_TO DO_
Take each line that has the word "Inside" and return it.

_MATERIAL FOR THIS TASK_
+ + + +
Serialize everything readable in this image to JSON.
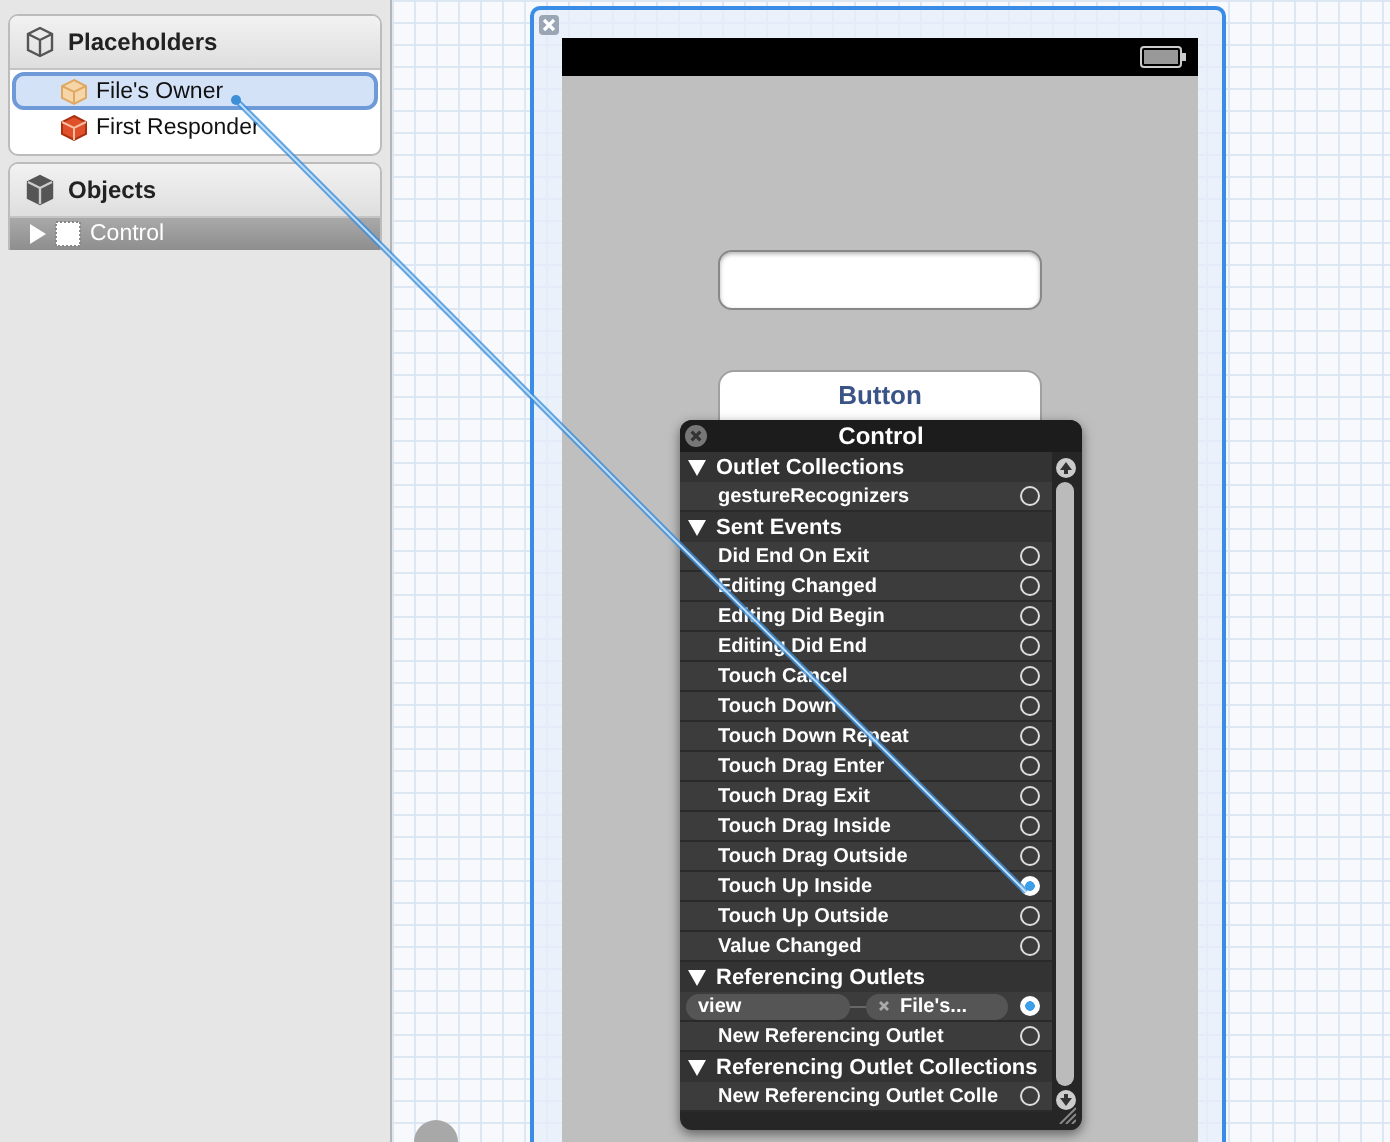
{
  "sidebar": {
    "sections": [
      {
        "title": "Placeholders",
        "kind": "placeholders",
        "items": [
          {
            "label": "File's Owner",
            "kind": "owner",
            "selected": true
          },
          {
            "label": "First Responder",
            "kind": "responder",
            "selected": false
          }
        ]
      },
      {
        "title": "Objects",
        "kind": "objects",
        "items": [
          {
            "label": "Control",
            "kind": "view",
            "selected": true,
            "expanded": false
          }
        ]
      }
    ]
  },
  "canvas": {
    "button": {
      "label": "Button"
    }
  },
  "popup": {
    "title": "Control",
    "sections": [
      {
        "title": "Outlet Collections",
        "expanded": true,
        "rows": [
          {
            "label": "gestureRecognizers",
            "kind": "plain",
            "connected": false
          }
        ]
      },
      {
        "title": "Sent Events",
        "expanded": true,
        "rows": [
          {
            "label": "Did End On Exit",
            "kind": "plain",
            "connected": false
          },
          {
            "label": "Editing Changed",
            "kind": "plain",
            "connected": false
          },
          {
            "label": "Editing Did Begin",
            "kind": "plain",
            "connected": false
          },
          {
            "label": "Editing Did End",
            "kind": "plain",
            "connected": false
          },
          {
            "label": "Touch Cancel",
            "kind": "plain",
            "connected": false
          },
          {
            "label": "Touch Down",
            "kind": "plain",
            "connected": false
          },
          {
            "label": "Touch Down Repeat",
            "kind": "plain",
            "connected": false
          },
          {
            "label": "Touch Drag Enter",
            "kind": "plain",
            "connected": false
          },
          {
            "label": "Touch Drag Exit",
            "kind": "plain",
            "connected": false
          },
          {
            "label": "Touch Drag Inside",
            "kind": "plain",
            "connected": false
          },
          {
            "label": "Touch Drag Outside",
            "kind": "plain",
            "connected": false
          },
          {
            "label": "Touch Up Inside",
            "kind": "plain",
            "connected": true
          },
          {
            "label": "Touch Up Outside",
            "kind": "plain",
            "connected": false
          },
          {
            "label": "Value Changed",
            "kind": "plain",
            "connected": false
          }
        ]
      },
      {
        "title": "Referencing Outlets",
        "expanded": true,
        "rows": [
          {
            "label": "view",
            "kind": "outlet",
            "target": "File's...",
            "connected": true
          },
          {
            "label": "New Referencing Outlet",
            "kind": "plain",
            "connected": false
          }
        ]
      },
      {
        "title": "Referencing Outlet Collections",
        "expanded": true,
        "rows": [
          {
            "label": "New Referencing Outlet Colle",
            "kind": "plain",
            "connected": false
          }
        ]
      }
    ]
  }
}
+ + + +
_RESPONSE FOR THIS EXERCISE_
            "label": "Touch Drag Inside",
            "label": "Touch Up Inside",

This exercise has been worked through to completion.